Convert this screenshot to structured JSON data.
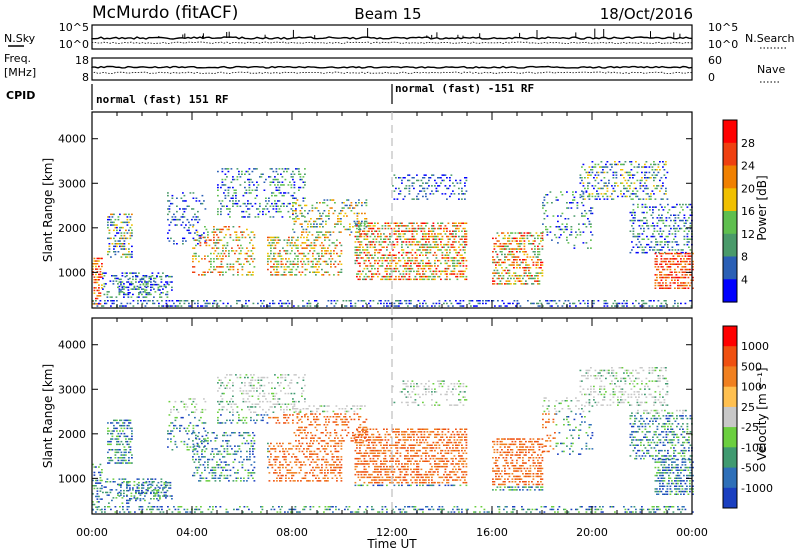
{
  "header": {
    "station": "McMurdo (fitACF)",
    "beam": "Beam 15",
    "date": "18/Oct/2016"
  },
  "strip_labels": {
    "nsky": "N.Sky",
    "nsky_ticks": [
      "10^5",
      "10^0"
    ],
    "nsearch": "N.Search",
    "nsearch_ticks": [
      "10^5",
      "10^0"
    ],
    "freq": "Freq.",
    "freq_unit": "[MHz]",
    "freq_ticks": [
      "18",
      "8"
    ],
    "nave": "Nave",
    "nave_ticks": [
      "60",
      "0"
    ],
    "cpid": "CPID",
    "cpid_segments": [
      "normal (fast) 151 RF",
      "normal (fast) -151 RF"
    ]
  },
  "chart_data": [
    {
      "type": "heatmap",
      "name": "power-panel",
      "xlabel": "",
      "ylabel": "Slant Range [km]",
      "y_ticks": [
        "1000",
        "2000",
        "3000",
        "4000"
      ],
      "ylim": [
        200,
        4600
      ],
      "xlim": [
        0,
        24
      ],
      "colorbar_title": "Power [dB]",
      "colorbar_labels": [
        "4",
        "8",
        "12",
        "16",
        "20",
        "24",
        "28"
      ],
      "colors": [
        "#0000ff",
        "#2a5fb5",
        "#4a9a6a",
        "#5fbf4f",
        "#f0c000",
        "#f08000",
        "#ef4010",
        "#ff0000"
      ]
    },
    {
      "type": "heatmap",
      "name": "velocity-panel",
      "xlabel": "Time UT",
      "ylabel": "Slant Range [km]",
      "x_ticks": [
        "00:00",
        "04:00",
        "08:00",
        "12:00",
        "16:00",
        "20:00",
        "00:00"
      ],
      "y_ticks": [
        "1000",
        "2000",
        "3000",
        "4000"
      ],
      "ylim": [
        200,
        4600
      ],
      "xlim": [
        0,
        24
      ],
      "colorbar_title": "Velocity [m s⁻¹]",
      "colorbar_labels": [
        "1000",
        "500",
        "100",
        "25",
        "-25",
        "-100",
        "-500",
        "-1000"
      ],
      "colors": [
        "#1a3fc0",
        "#2e6fb8",
        "#3f9a70",
        "#6bcf3f",
        "#c8c8c8",
        "#ffc050",
        "#f08020",
        "#ef5010",
        "#ff0000"
      ]
    }
  ]
}
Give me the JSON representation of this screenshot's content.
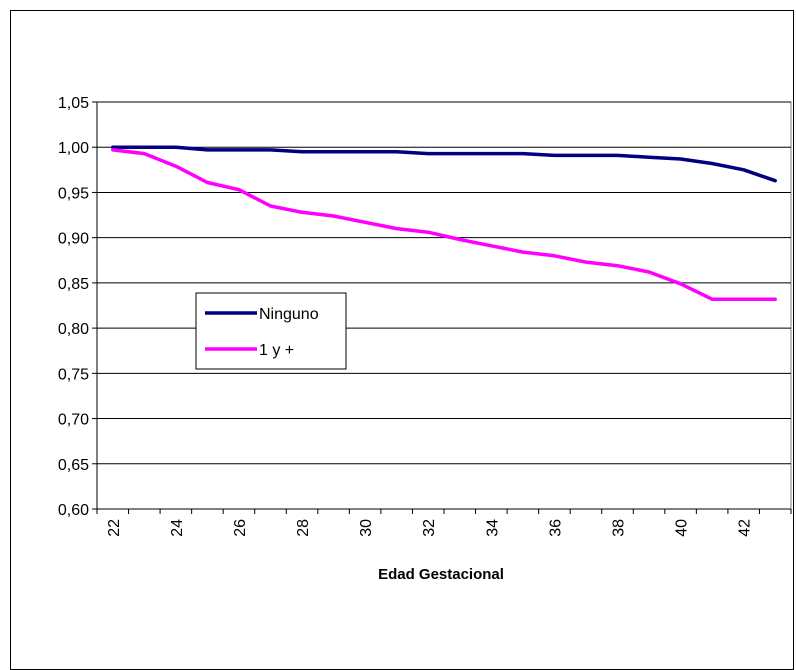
{
  "chart_data": {
    "type": "line",
    "title": "",
    "xlabel": "Edad Gestacional",
    "ylabel": "",
    "ylim": [
      0.6,
      1.05
    ],
    "y_ticks": [
      "0,60",
      "0,65",
      "0,70",
      "0,75",
      "0,80",
      "0,85",
      "0,90",
      "0,95",
      "1,00",
      "1,05"
    ],
    "x": [
      22,
      23,
      24,
      25,
      26,
      27,
      28,
      29,
      30,
      31,
      32,
      33,
      34,
      35,
      36,
      37,
      38,
      39,
      40,
      41,
      42,
      43
    ],
    "x_ticks": [
      "22",
      "24",
      "26",
      "28",
      "30",
      "32",
      "34",
      "36",
      "38",
      "40",
      "42"
    ],
    "grid": "horizontal",
    "legend_position": "center-left",
    "series": [
      {
        "name": "Ninguno",
        "color": "#000080",
        "values": [
          1.0,
          1.0,
          1.0,
          0.997,
          0.997,
          0.997,
          0.995,
          0.995,
          0.995,
          0.995,
          0.993,
          0.993,
          0.993,
          0.993,
          0.991,
          0.991,
          0.991,
          0.989,
          0.987,
          0.982,
          0.975,
          0.963
        ]
      },
      {
        "name": "1 y +",
        "color": "#FF00FF",
        "values": [
          0.997,
          0.993,
          0.979,
          0.961,
          0.953,
          0.935,
          0.928,
          0.924,
          0.917,
          0.91,
          0.906,
          0.898,
          0.891,
          0.884,
          0.88,
          0.873,
          0.869,
          0.862,
          0.849,
          0.832,
          0.832,
          0.832
        ]
      }
    ]
  }
}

=-=-=

DO THIS:
Every record gets retyped exactly; no picture goes into the copy.

THE RESULT:
Convert this screenshot to structured JSON data.
{
  "header": {
    "station": "McMurdo (fitACF)",
    "beam": "Beam 15",
    "date": "18/Oct/2016"
  },
  "strip_labels": {
    "nsky": "N.Sky",
    "nsky_ticks": [
      "10^5",
      "10^0"
    ],
    "nsearch": "N.Search",
    "nsearch_ticks": [
      "10^5",
      "10^0"
    ],
    "freq": "Freq.",
    "freq_unit": "[MHz]",
    "freq_ticks": [
      "18",
      "8"
    ],
    "nave": "Nave",
    "nave_ticks": [
      "60",
      "0"
    ],
    "cpid": "CPID",
    "cpid_segments": [
      "normal (fast) 151 RF",
      "normal (fast) -151 RF"
    ]
  },
  "chart_data": [
    {
      "type": "heatmap",
      "name": "power-panel",
      "xlabel": "",
      "ylabel": "Slant Range [km]",
      "y_ticks": [
        "1000",
        "2000",
        "3000",
        "4000"
      ],
      "ylim": [
        200,
        4600
      ],
      "xlim": [
        0,
        24
      ],
      "colorbar_title": "Power [dB]",
      "colorbar_labels": [
        "4",
        "8",
        "12",
        "16",
        "20",
        "24",
        "28"
      ],
      "colors": [
        "#0000ff",
        "#2a5fb5",
        "#4a9a6a",
        "#5fbf4f",
        "#f0c000",
        "#f08000",
        "#ef4010",
        "#ff0000"
      ]
    },
    {
      "type": "heatmap",
      "name": "velocity-panel",
      "xlabel": "Time UT",
      "ylabel": "Slant Range [km]",
      "x_ticks": [
        "00:00",
        "04:00",
        "08:00",
        "12:00",
        "16:00",
        "20:00",
        "00:00"
      ],
      "y_ticks": [
        "1000",
        "2000",
        "3000",
        "4000"
      ],
      "ylim": [
        200,
        4600
      ],
      "xlim": [
        0,
        24
      ],
      "colorbar_title": "Velocity [m s⁻¹]",
      "colorbar_labels": [
        "1000",
        "500",
        "100",
        "25",
        "-25",
        "-100",
        "-500",
        "-1000"
      ],
      "colors": [
        "#1a3fc0",
        "#2e6fb8",
        "#3f9a70",
        "#6bcf3f",
        "#c8c8c8",
        "#ffc050",
        "#f08020",
        "#ef5010",
        "#ff0000"
      ]
    }
  ]
}
Give me the JSON representation of this screenshot's content.
{
  "chart_data": {
    "type": "line",
    "title": "",
    "xlabel": "Edad Gestacional",
    "ylabel": "",
    "ylim": [
      0.6,
      1.05
    ],
    "y_ticks": [
      "0,60",
      "0,65",
      "0,70",
      "0,75",
      "0,80",
      "0,85",
      "0,90",
      "0,95",
      "1,00",
      "1,05"
    ],
    "x": [
      22,
      23,
      24,
      25,
      26,
      27,
      28,
      29,
      30,
      31,
      32,
      33,
      34,
      35,
      36,
      37,
      38,
      39,
      40,
      41,
      42,
      43
    ],
    "x_ticks": [
      "22",
      "24",
      "26",
      "28",
      "30",
      "32",
      "34",
      "36",
      "38",
      "40",
      "42"
    ],
    "grid": "horizontal",
    "legend_position": "center-left",
    "series": [
      {
        "name": "Ninguno",
        "color": "#000080",
        "values": [
          1.0,
          1.0,
          1.0,
          0.997,
          0.997,
          0.997,
          0.995,
          0.995,
          0.995,
          0.995,
          0.993,
          0.993,
          0.993,
          0.993,
          0.991,
          0.991,
          0.991,
          0.989,
          0.987,
          0.982,
          0.975,
          0.963
        ]
      },
      {
        "name": "1 y +",
        "color": "#FF00FF",
        "values": [
          0.997,
          0.993,
          0.979,
          0.961,
          0.953,
          0.935,
          0.928,
          0.924,
          0.917,
          0.91,
          0.906,
          0.898,
          0.891,
          0.884,
          0.88,
          0.873,
          0.869,
          0.862,
          0.849,
          0.832,
          0.832,
          0.832
        ]
      }
    ]
  }
}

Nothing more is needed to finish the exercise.